* _INSTRUCTIONS TO FOLLOW_:
Select from the records below every line that has the word "document" in it.

* _EXERCISE MATERIALS_:
_ _ _ _

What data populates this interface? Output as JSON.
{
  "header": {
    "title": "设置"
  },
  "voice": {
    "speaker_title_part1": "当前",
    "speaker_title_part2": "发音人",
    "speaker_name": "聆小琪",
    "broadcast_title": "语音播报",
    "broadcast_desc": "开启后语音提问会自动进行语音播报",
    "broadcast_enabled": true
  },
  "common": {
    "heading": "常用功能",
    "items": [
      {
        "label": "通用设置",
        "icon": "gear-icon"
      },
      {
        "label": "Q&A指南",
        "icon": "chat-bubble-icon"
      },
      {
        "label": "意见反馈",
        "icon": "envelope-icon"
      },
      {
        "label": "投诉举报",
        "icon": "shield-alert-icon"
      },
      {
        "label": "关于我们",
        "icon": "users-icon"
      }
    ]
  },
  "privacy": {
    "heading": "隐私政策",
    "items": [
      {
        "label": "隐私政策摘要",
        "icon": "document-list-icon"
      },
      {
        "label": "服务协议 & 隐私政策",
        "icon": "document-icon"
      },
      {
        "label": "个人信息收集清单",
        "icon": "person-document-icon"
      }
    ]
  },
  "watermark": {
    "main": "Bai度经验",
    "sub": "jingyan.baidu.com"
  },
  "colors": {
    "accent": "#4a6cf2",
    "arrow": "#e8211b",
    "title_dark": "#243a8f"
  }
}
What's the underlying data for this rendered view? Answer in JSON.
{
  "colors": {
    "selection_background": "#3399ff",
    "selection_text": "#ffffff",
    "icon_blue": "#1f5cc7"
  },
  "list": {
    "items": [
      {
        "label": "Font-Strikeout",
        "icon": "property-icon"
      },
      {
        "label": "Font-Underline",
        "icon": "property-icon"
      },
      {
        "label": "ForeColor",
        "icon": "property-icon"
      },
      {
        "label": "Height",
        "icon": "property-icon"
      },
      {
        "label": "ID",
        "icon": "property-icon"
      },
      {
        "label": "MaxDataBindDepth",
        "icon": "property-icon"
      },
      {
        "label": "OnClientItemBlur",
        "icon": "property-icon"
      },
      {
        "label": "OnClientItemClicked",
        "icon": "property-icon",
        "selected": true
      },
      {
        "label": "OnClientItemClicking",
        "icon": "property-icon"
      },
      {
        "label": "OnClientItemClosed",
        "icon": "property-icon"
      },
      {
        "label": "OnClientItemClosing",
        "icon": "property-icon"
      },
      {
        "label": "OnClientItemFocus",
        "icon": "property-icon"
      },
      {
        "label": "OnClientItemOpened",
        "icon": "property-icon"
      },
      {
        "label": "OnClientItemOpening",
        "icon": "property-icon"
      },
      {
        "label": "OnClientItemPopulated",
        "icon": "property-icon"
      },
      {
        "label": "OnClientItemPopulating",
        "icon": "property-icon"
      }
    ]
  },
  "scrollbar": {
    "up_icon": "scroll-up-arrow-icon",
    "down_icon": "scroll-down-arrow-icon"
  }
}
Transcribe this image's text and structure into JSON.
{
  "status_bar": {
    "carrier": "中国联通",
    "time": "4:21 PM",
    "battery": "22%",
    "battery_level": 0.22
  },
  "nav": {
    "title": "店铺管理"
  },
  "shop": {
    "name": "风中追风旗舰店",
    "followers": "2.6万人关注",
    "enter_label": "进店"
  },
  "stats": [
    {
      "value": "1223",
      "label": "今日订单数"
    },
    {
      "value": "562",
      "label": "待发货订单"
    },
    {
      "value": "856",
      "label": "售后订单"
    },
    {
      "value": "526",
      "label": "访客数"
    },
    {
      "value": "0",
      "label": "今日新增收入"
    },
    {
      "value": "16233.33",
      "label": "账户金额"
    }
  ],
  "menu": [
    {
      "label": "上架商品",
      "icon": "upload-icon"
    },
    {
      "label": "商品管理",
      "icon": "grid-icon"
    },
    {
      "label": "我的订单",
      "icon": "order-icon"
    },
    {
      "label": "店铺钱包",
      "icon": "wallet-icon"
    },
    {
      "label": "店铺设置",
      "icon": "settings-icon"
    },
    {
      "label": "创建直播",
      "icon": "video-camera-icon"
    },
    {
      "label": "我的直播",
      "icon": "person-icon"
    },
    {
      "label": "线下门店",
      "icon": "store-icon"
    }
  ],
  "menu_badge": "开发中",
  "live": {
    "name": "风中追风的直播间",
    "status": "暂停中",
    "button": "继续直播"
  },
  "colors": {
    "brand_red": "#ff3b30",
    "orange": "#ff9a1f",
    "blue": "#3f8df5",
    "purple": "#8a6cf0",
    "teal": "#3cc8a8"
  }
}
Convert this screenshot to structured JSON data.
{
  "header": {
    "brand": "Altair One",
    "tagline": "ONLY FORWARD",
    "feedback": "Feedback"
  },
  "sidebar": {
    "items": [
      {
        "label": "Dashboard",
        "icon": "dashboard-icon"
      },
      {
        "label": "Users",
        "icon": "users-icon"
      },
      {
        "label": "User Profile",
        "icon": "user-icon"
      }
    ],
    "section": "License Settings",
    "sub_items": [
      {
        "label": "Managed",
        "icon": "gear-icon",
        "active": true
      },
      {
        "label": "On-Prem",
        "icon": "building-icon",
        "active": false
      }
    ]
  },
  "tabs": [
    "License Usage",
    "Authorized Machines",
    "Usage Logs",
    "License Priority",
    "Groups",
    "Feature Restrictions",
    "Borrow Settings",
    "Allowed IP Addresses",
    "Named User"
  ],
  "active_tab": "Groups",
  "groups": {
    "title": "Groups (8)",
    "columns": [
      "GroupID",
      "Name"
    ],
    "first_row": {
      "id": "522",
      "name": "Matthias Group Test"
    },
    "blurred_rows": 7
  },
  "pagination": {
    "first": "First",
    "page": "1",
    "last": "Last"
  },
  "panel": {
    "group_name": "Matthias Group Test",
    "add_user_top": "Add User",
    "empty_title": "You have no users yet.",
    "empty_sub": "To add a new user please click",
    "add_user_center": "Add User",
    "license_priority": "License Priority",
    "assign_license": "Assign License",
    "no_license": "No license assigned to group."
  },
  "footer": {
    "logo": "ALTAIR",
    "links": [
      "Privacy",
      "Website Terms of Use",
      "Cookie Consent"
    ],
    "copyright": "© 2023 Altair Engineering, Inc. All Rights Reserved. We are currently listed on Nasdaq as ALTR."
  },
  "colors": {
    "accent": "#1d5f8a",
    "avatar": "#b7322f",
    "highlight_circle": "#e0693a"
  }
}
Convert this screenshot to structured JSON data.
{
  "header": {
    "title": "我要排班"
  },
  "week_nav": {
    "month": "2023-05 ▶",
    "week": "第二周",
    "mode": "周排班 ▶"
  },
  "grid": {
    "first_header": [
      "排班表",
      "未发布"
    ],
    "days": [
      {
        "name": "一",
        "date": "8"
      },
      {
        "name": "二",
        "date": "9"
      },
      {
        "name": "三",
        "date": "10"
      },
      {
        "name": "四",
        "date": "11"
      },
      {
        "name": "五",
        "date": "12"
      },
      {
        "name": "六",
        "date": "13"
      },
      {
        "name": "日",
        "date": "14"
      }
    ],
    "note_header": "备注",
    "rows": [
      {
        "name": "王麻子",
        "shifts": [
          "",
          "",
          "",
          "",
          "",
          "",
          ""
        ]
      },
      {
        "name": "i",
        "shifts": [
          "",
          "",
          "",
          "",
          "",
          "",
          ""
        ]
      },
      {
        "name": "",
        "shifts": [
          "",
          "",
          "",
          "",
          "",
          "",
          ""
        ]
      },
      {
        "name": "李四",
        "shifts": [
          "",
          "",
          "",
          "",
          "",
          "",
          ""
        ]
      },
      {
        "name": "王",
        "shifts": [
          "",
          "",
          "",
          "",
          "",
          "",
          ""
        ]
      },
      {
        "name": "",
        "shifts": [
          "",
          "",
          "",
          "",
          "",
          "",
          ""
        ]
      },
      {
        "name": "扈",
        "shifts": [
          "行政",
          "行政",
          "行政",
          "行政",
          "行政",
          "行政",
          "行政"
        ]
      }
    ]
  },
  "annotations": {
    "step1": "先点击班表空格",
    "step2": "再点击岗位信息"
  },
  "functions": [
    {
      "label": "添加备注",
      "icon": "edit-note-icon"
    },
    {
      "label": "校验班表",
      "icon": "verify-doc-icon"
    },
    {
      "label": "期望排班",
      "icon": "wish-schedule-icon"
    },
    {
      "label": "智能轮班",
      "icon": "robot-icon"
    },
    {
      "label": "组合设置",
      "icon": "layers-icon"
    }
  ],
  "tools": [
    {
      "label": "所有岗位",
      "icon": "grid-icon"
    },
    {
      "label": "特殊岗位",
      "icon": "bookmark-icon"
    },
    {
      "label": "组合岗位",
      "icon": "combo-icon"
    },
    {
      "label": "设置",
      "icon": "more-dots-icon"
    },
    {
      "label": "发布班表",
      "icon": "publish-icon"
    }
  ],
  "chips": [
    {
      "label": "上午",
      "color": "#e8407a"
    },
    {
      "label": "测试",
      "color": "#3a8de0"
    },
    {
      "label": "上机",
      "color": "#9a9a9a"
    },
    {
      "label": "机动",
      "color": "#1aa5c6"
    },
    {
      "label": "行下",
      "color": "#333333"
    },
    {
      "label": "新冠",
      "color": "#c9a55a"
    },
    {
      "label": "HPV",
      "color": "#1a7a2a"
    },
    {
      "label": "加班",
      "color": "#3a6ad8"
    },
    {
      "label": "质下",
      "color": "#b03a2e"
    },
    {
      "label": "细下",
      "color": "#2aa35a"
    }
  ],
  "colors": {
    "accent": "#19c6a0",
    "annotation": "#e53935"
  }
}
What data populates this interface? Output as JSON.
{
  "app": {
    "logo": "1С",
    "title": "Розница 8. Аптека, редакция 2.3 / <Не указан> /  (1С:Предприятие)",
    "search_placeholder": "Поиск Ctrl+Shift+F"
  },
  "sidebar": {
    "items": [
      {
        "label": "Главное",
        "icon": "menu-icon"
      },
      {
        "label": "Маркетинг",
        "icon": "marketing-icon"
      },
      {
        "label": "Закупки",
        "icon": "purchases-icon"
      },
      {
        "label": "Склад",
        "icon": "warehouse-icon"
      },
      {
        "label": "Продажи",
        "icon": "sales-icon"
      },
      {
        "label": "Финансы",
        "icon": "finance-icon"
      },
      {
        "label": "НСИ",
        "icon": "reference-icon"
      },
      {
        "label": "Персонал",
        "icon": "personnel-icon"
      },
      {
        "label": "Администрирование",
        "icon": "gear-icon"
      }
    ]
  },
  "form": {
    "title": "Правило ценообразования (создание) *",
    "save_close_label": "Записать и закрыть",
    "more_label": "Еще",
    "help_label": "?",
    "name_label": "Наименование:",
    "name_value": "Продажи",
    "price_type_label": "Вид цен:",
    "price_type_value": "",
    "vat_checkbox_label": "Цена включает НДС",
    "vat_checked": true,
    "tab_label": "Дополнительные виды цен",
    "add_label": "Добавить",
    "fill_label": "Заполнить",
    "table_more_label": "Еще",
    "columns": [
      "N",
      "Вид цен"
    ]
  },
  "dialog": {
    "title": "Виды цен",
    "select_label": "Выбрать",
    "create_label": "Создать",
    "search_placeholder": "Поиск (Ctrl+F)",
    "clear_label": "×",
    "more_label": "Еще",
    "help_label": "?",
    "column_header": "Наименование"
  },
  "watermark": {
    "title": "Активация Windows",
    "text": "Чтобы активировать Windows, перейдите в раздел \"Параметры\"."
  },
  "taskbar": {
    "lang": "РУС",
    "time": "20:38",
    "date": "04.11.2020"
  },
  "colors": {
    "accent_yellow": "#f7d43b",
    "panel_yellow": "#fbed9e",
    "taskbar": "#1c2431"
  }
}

_ _ _ _

* _FULL OUTPUT_:
        "icon": "document-list-icon"
        "icon": "document-icon"
        "icon": "person-document-icon"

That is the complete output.